What you will do - The answer must consist of each line of the records below that contains the string "planta".

(Page text entries)
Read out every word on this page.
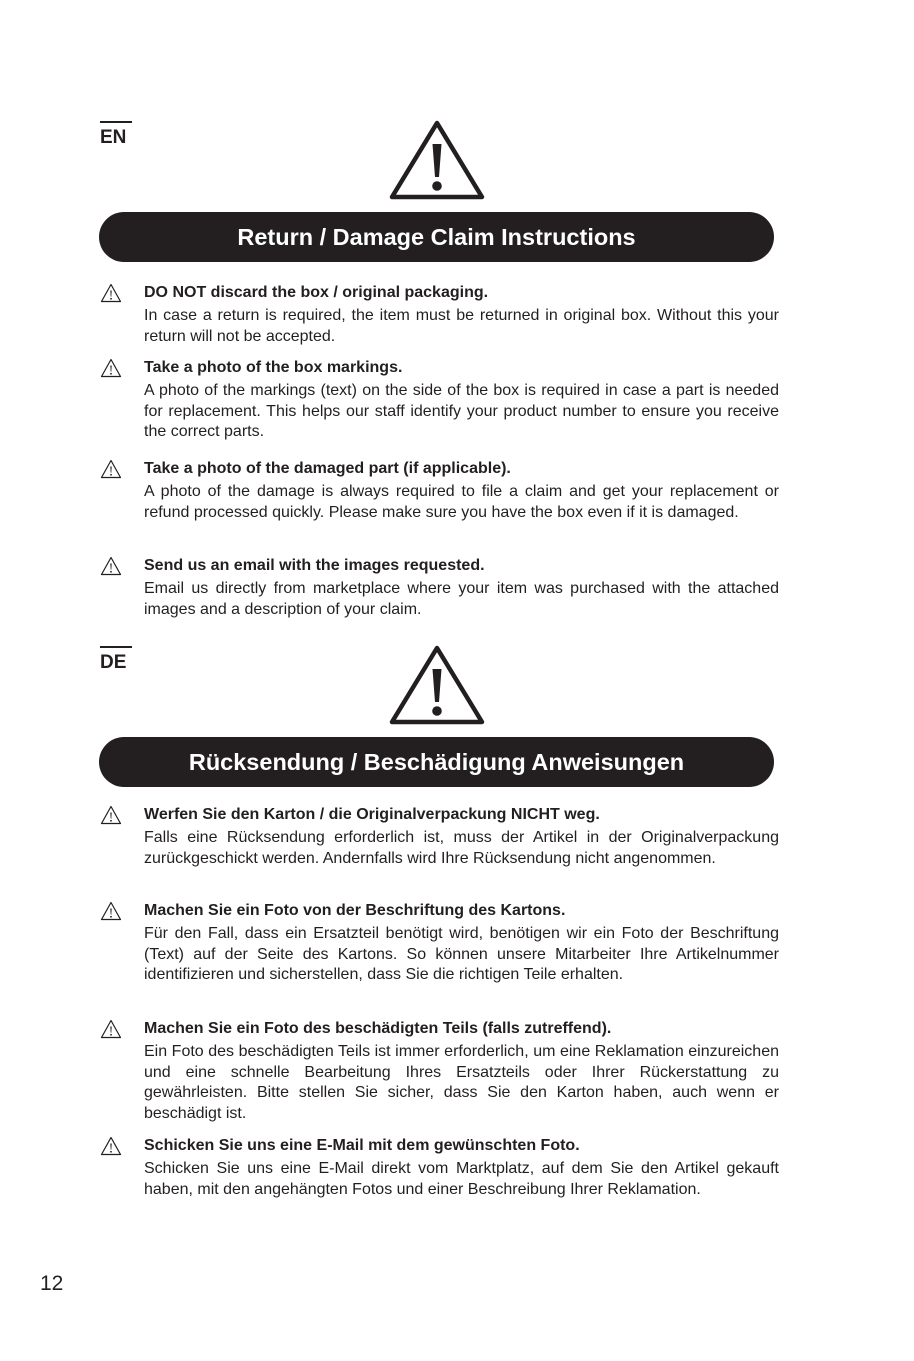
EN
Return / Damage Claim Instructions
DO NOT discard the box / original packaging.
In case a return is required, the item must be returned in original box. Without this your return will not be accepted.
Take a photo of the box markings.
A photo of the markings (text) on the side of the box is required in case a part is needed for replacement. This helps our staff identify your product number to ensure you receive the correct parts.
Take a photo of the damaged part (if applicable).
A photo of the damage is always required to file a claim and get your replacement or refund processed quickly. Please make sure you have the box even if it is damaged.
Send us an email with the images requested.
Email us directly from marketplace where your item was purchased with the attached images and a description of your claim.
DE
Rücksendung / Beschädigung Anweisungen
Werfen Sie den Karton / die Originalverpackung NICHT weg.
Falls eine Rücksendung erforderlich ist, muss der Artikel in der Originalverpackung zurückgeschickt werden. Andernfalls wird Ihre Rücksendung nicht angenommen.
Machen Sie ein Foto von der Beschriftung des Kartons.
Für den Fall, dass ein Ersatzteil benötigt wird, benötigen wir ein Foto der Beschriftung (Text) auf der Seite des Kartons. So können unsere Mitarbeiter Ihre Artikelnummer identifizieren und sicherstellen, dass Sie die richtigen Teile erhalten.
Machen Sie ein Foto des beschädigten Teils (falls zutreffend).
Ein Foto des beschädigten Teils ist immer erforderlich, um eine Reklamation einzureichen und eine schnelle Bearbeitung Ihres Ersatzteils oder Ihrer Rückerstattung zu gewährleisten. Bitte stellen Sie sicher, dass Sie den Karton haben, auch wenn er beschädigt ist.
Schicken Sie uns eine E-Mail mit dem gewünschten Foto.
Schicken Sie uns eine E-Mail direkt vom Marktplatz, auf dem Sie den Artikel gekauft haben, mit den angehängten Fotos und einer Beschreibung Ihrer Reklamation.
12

--

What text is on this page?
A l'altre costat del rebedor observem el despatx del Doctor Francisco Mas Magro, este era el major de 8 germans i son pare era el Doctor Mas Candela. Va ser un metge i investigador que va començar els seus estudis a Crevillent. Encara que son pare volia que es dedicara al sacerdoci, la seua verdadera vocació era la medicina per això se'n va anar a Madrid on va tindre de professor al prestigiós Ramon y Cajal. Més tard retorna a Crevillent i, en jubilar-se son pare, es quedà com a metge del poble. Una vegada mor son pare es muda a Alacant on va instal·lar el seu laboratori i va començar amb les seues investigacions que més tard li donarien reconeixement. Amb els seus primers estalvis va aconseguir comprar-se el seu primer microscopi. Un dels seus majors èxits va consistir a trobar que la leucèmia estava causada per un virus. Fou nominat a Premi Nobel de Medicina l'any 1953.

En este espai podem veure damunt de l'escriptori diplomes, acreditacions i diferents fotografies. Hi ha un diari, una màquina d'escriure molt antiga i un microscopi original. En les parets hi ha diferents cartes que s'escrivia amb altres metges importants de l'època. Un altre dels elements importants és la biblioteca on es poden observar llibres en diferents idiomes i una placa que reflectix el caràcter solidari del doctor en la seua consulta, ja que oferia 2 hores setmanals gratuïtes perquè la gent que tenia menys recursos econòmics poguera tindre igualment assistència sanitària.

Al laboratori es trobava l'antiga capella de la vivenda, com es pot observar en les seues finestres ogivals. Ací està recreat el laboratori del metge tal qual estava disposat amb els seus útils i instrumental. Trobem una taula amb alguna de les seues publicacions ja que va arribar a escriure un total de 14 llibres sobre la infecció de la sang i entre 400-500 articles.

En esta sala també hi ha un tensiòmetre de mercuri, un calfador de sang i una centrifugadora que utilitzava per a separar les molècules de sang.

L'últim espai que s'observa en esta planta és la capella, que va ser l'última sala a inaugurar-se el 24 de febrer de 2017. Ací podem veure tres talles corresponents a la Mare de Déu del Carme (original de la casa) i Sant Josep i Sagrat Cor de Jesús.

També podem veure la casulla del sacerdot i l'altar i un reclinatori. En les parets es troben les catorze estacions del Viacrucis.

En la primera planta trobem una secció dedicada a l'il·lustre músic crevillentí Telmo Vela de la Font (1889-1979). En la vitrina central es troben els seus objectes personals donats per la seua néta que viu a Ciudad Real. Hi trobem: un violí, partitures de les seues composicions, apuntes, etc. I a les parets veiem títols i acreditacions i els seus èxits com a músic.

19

* * *

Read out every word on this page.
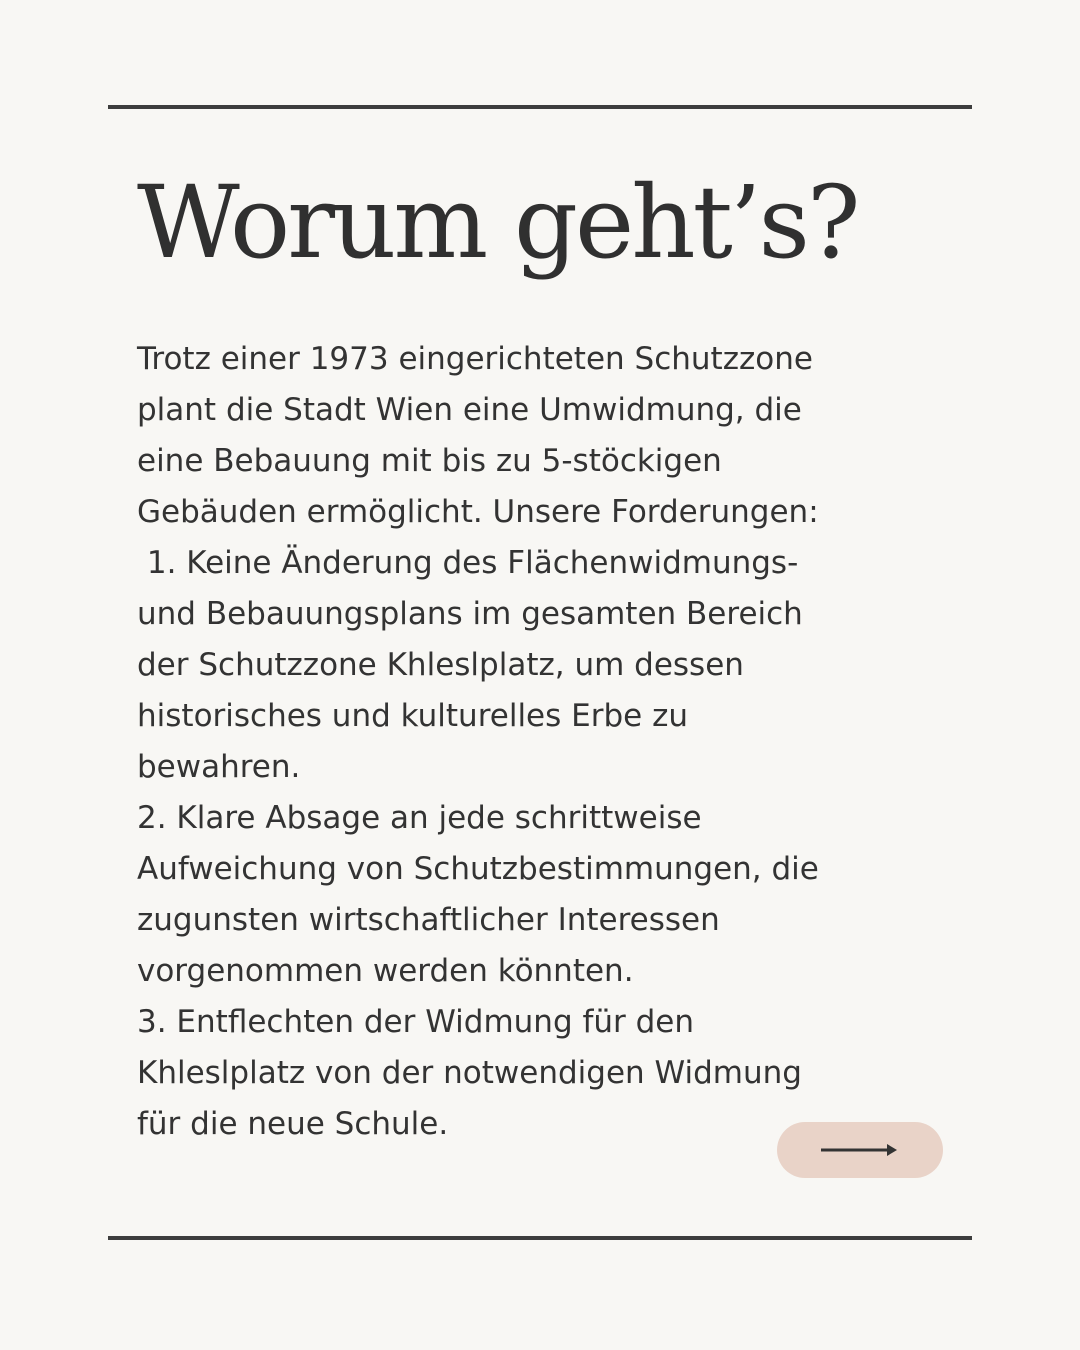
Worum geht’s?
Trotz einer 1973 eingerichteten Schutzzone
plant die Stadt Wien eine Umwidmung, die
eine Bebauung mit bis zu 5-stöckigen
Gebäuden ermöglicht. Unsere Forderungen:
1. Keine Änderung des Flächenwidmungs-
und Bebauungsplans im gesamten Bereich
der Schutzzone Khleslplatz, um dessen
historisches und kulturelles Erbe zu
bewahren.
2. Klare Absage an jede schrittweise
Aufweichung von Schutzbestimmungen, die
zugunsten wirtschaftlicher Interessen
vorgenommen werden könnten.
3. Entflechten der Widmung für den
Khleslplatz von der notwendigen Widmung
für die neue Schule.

Response to this exercise -
L'últim espai que s'observa en esta planta és la capella, que va ser l'última sala a inaugurar-se el 24 de febrer de 2017. Ací podem veure tres talles corresponents a la Mare de Déu del Carme (original de la casa) i Sant Josep i Sagrat Cor de Jesús.
En la primera planta trobem una secció dedicada a l'il·lustre músic crevillentí Telmo Vela de la Font (1889-1979). En la vitrina central es troben els seus objectes personals donats per la seua néta que viu a Ciudad Real. Hi trobem: un violí, partitures de les seues composicions, apuntes, etc. I a les parets veiem títols i acreditacions i els seus èxits com a músic.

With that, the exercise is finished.